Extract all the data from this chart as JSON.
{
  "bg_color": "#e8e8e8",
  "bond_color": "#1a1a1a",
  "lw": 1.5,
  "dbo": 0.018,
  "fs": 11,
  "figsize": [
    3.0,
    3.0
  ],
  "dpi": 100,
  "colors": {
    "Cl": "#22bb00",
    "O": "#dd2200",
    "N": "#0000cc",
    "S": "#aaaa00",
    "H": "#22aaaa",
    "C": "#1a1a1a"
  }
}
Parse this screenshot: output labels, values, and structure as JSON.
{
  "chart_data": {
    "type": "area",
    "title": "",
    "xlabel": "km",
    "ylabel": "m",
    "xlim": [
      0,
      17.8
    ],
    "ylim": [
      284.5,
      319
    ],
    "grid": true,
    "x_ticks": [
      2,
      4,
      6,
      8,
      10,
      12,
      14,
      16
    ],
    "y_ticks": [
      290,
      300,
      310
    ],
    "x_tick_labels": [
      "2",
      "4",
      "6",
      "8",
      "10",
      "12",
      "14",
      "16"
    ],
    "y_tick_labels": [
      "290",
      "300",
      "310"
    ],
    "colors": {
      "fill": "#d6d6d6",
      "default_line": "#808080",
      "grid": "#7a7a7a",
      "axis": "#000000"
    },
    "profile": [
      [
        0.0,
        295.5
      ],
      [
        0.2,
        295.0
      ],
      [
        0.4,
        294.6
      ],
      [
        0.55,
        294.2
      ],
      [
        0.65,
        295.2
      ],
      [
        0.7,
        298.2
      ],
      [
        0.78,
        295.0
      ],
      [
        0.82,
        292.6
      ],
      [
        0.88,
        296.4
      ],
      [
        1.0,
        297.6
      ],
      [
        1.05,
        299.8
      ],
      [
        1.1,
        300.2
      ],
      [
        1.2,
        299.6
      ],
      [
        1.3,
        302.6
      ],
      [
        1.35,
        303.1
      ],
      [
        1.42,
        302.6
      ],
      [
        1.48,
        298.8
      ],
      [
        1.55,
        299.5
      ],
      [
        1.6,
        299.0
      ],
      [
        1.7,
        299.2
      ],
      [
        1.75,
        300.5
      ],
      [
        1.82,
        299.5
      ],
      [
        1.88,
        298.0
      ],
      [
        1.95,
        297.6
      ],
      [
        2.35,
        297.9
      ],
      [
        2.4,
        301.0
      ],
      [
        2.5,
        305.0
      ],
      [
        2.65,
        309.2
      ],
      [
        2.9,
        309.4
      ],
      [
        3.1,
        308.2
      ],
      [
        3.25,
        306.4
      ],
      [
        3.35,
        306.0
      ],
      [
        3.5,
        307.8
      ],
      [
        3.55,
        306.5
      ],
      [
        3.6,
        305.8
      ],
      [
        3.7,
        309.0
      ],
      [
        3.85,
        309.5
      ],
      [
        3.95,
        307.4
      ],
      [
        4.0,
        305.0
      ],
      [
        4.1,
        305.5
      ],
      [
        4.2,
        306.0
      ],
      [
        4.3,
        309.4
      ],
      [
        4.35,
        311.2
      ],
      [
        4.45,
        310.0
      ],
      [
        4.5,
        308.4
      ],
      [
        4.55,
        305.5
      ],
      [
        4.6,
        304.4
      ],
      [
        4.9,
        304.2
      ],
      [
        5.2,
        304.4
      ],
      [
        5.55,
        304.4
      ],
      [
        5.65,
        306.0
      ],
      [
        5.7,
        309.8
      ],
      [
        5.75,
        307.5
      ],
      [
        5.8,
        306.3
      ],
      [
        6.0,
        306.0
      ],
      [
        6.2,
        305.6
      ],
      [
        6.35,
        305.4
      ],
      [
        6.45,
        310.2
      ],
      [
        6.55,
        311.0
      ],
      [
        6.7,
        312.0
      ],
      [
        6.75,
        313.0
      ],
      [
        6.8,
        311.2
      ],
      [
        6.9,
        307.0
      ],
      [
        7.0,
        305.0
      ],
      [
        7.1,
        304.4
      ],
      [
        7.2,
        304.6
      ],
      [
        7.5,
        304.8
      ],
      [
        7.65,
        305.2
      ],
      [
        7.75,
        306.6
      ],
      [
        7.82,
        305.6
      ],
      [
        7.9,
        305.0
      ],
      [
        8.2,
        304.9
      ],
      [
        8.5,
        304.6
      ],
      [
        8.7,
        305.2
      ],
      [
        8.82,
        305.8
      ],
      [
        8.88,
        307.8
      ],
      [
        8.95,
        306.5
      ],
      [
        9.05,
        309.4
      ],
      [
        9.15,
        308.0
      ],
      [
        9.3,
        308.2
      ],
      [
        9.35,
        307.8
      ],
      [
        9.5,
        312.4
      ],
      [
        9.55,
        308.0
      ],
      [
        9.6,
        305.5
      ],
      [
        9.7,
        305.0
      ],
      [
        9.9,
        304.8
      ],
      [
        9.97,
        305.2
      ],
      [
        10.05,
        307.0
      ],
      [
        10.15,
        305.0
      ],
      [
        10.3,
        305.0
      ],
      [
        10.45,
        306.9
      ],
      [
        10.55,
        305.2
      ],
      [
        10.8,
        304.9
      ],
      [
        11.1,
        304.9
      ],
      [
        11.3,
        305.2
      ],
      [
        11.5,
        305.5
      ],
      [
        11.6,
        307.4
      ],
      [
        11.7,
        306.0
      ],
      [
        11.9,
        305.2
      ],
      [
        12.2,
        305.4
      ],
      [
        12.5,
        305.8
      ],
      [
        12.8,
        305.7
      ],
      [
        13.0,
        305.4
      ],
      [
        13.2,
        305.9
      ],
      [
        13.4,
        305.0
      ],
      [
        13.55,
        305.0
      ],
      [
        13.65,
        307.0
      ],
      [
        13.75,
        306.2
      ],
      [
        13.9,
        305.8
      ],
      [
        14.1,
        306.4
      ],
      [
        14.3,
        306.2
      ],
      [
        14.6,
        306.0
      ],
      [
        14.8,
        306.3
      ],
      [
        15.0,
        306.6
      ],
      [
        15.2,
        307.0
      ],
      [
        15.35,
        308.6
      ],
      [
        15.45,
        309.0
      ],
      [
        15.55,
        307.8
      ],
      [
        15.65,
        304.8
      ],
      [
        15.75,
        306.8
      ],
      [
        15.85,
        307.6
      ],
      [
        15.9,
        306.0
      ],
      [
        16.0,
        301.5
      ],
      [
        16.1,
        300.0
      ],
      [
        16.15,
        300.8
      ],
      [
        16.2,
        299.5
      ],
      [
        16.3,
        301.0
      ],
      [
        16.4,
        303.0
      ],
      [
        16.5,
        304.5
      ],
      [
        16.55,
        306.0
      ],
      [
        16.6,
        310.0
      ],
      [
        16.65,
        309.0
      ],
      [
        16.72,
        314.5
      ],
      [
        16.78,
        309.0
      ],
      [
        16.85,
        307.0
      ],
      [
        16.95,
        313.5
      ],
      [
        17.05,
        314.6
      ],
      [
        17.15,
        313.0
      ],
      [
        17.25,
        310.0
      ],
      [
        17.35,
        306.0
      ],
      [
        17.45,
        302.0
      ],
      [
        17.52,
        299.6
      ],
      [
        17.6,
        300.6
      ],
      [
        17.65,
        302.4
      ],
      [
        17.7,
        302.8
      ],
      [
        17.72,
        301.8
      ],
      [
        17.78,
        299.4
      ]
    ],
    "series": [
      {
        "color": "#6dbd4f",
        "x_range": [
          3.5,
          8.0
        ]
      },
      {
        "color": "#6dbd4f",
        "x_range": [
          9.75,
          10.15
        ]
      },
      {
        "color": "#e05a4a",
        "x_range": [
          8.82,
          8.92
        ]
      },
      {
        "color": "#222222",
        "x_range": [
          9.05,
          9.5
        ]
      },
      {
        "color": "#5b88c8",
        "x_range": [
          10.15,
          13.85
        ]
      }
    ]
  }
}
* * * * * * * * *
Give the entries once more, exactly as they appear.

Extract all the data from this chart as JSON.
{
  "bg_color": "#e8e8e8",
  "bond_color": "#1a1a1a",
  "lw": 1.5,
  "dbo": 0.018,
  "fs": 11,
  "figsize": [
    3.0,
    3.0
  ],
  "dpi": 100,
  "colors": {
    "Cl": "#22bb00",
    "O": "#dd2200",
    "N": "#0000cc",
    "S": "#aaaa00",
    "H": "#22aaaa",
    "C": "#1a1a1a"
  }
}
Parse this screenshot: output labels, values, and structure as JSON.
{
  "chart_data": {
    "type": "area",
    "title": "",
    "xlabel": "km",
    "ylabel": "m",
    "xlim": [
      0,
      17.8
    ],
    "ylim": [
      284.5,
      319
    ],
    "grid": true,
    "x_ticks": [
      2,
      4,
      6,
      8,
      10,
      12,
      14,
      16
    ],
    "y_ticks": [
      290,
      300,
      310
    ],
    "x_tick_labels": [
      "2",
      "4",
      "6",
      "8",
      "10",
      "12",
      "14",
      "16"
    ],
    "y_tick_labels": [
      "290",
      "300",
      "310"
    ],
    "colors": {
      "fill": "#d6d6d6",
      "default_line": "#808080",
      "grid": "#7a7a7a",
      "axis": "#000000"
    },
    "profile": [
      [
        0.0,
        295.5
      ],
      [
        0.2,
        295.0
      ],
      [
        0.4,
        294.6
      ],
      [
        0.55,
        294.2
      ],
      [
        0.65,
        295.2
      ],
      [
        0.7,
        298.2
      ],
      [
        0.78,
        295.0
      ],
      [
        0.82,
        292.6
      ],
      [
        0.88,
        296.4
      ],
      [
        1.0,
        297.6
      ],
      [
        1.05,
        299.8
      ],
      [
        1.1,
        300.2
      ],
      [
        1.2,
        299.6
      ],
      [
        1.3,
        302.6
      ],
      [
        1.35,
        303.1
      ],
      [
        1.42,
        302.6
      ],
      [
        1.48,
        298.8
      ],
      [
        1.55,
        299.5
      ],
      [
        1.6,
        299.0
      ],
      [
        1.7,
        299.2
      ],
      [
        1.75,
        300.5
      ],
      [
        1.82,
        299.5
      ],
      [
        1.88,
        298.0
      ],
      [
        1.95,
        297.6
      ],
      [
        2.35,
        297.9
      ],
      [
        2.4,
        301.0
      ],
      [
        2.5,
        305.0
      ],
      [
        2.65,
        309.2
      ],
      [
        2.9,
        309.4
      ],
      [
        3.1,
        308.2
      ],
      [
        3.25,
        306.4
      ],
      [
        3.35,
        306.0
      ],
      [
        3.5,
        307.8
      ],
      [
        3.55,
        306.5
      ],
      [
        3.6,
        305.8
      ],
      [
        3.7,
        309.0
      ],
      [
        3.85,
        309.5
      ],
      [
        3.95,
        307.4
      ],
      [
        4.0,
        305.0
      ],
      [
        4.1,
        305.5
      ],
      [
        4.2,
        306.0
      ],
      [
        4.3,
        309.4
      ],
      [
        4.35,
        311.2
      ],
      [
        4.45,
        310.0
      ],
      [
        4.5,
        308.4
      ],
      [
        4.55,
        305.5
      ],
      [
        4.6,
        304.4
      ],
      [
        4.9,
        304.2
      ],
      [
        5.2,
        304.4
      ],
      [
        5.55,
        304.4
      ],
      [
        5.65,
        306.0
      ],
      [
        5.7,
        309.8
      ],
      [
        5.75,
        307.5
      ],
      [
        5.8,
        306.3
      ],
      [
        6.0,
        306.0
      ],
      [
        6.2,
        305.6
      ],
      [
        6.35,
        305.4
      ],
      [
        6.45,
        310.2
      ],
      [
        6.55,
        311.0
      ],
      [
        6.7,
        312.0
      ],
      [
        6.75,
        313.0
      ],
      [
        6.8,
        311.2
      ],
      [
        6.9,
        307.0
      ],
      [
        7.0,
        305.0
      ],
      [
        7.1,
        304.4
      ],
      [
        7.2,
        304.6
      ],
      [
        7.5,
        304.8
      ],
      [
        7.65,
        305.2
      ],
      [
        7.75,
        306.6
      ],
      [
        7.82,
        305.6
      ],
      [
        7.9,
        305.0
      ],
      [
        8.2,
        304.9
      ],
      [
        8.5,
        304.6
      ],
      [
        8.7,
        305.2
      ],
      [
        8.82,
        305.8
      ],
      [
        8.88,
        307.8
      ],
      [
        8.95,
        306.5
      ],
      [
        9.05,
        309.4
      ],
      [
        9.15,
        308.0
      ],
      [
        9.3,
        308.2
      ],
      [
        9.35,
        307.8
      ],
      [
        9.5,
        312.4
      ],
      [
        9.55,
        308.0
      ],
      [
        9.6,
        305.5
      ],
      [
        9.7,
        305.0
      ],
      [
        9.9,
        304.8
      ],
      [
        9.97,
        305.2
      ],
      [
        10.05,
        307.0
      ],
      [
        10.15,
        305.0
      ],
      [
        10.3,
        305.0
      ],
      [
        10.45,
        306.9
      ],
      [
        10.55,
        305.2
      ],
      [
        10.8,
        304.9
      ],
      [
        11.1,
        304.9
      ],
      [
        11.3,
        305.2
      ],
      [
        11.5,
        305.5
      ],
      [
        11.6,
        307.4
      ],
      [
        11.7,
        306.0
      ],
      [
        11.9,
        305.2
      ],
      [
        12.2,
        305.4
      ],
      [
        12.5,
        305.8
      ],
      [
        12.8,
        305.7
      ],
      [
        13.0,
        305.4
      ],
      [
        13.2,
        305.9
      ],
      [
        13.4,
        305.0
      ],
      [
        13.55,
        305.0
      ],
      [
        13.65,
        307.0
      ],
      [
        13.75,
        306.2
      ],
      [
        13.9,
        305.8
      ],
      [
        14.1,
        306.4
      ],
      [
        14.3,
        306.2
      ],
      [
        14.6,
        306.0
      ],
      [
        14.8,
        306.3
      ],
      [
        15.0,
        306.6
      ],
      [
        15.2,
        307.0
      ],
      [
        15.35,
        308.6
      ],
      [
        15.45,
        309.0
      ],
      [
        15.55,
        307.8
      ],
      [
        15.65,
        304.8
      ],
      [
        15.75,
        306.8
      ],
      [
        15.85,
        307.6
      ],
      [
        15.9,
        306.0
      ],
      [
        16.0,
        301.5
      ],
      [
        16.1,
        300.0
      ],
      [
        16.15,
        300.8
      ],
      [
        16.2,
        299.5
      ],
      [
        16.3,
        301.0
      ],
      [
        16.4,
        303.0
      ],
      [
        16.5,
        304.5
      ],
      [
        16.55,
        306.0
      ],
      [
        16.6,
        310.0
      ],
      [
        16.65,
        309.0
      ],
      [
        16.72,
        314.5
      ],
      [
        16.78,
        309.0
      ],
      [
        16.85,
        307.0
      ],
      [
        16.95,
        313.5
      ],
      [
        17.05,
        314.6
      ],
      [
        17.15,
        313.0
      ],
      [
        17.25,
        310.0
      ],
      [
        17.35,
        306.0
      ],
      [
        17.45,
        302.0
      ],
      [
        17.52,
        299.6
      ],
      [
        17.6,
        300.6
      ],
      [
        17.65,
        302.4
      ],
      [
        17.7,
        302.8
      ],
      [
        17.72,
        301.8
      ],
      [
        17.78,
        299.4
      ]
    ],
    "series": [
      {
        "color": "#6dbd4f",
        "x_range": [
          3.5,
          8.0
        ]
      },
      {
        "color": "#6dbd4f",
        "x_range": [
          9.75,
          10.15
        ]
      },
      {
        "color": "#e05a4a",
        "x_range": [
          8.82,
          8.92
        ]
      },
      {
        "color": "#222222",
        "x_range": [
          9.05,
          9.5
        ]
      },
      {
        "color": "#5b88c8",
        "x_range": [
          10.15,
          13.85
        ]
      }
    ]
  }
}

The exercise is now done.